# Task inputs:
***

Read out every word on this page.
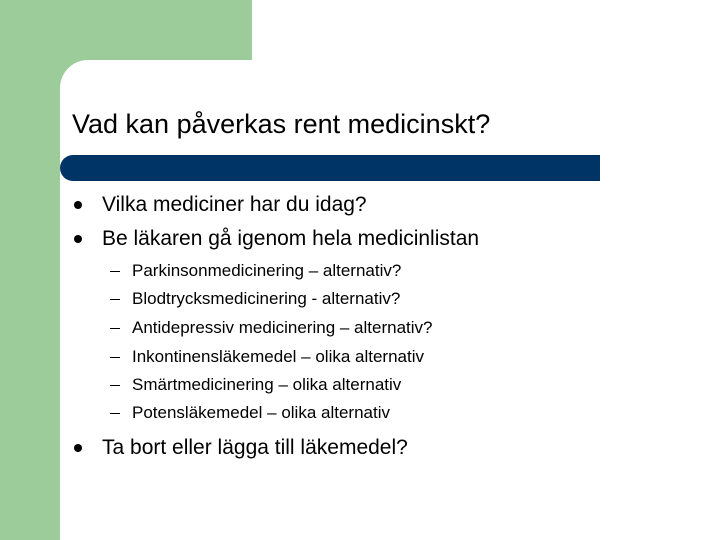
Vad kan påverkas rent medicinskt?
Vilka mediciner har du idag?
Be läkaren gå igenom hela medicinlistan
Parkinsonmedicinering – alternativ?
Blodtrycksmedicinering - alternativ?
Antidepressiv medicinering – alternativ?
Inkontinensläkemedel – olika alternativ
Smärtmedicinering – olika alternativ
Potensläkemedel – olika alternativ
Ta bort eller lägga till läkemedel?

***

Repeat the data in full and exactly. Omit pictures.

Read out every word on this page.
Vad kan påverkas rent medicinskt?
Vilka mediciner har du idag?
Be läkaren gå igenom hela medicinlistan
Parkinsonmedicinering – alternativ?
Blodtrycksmedicinering - alternativ?
Antidepressiv medicinering – alternativ?
Inkontinensläkemedel – olika alternativ
Smärtmedicinering – olika alternativ
Potensläkemedel – olika alternativ
Ta bort eller lägga till läkemedel?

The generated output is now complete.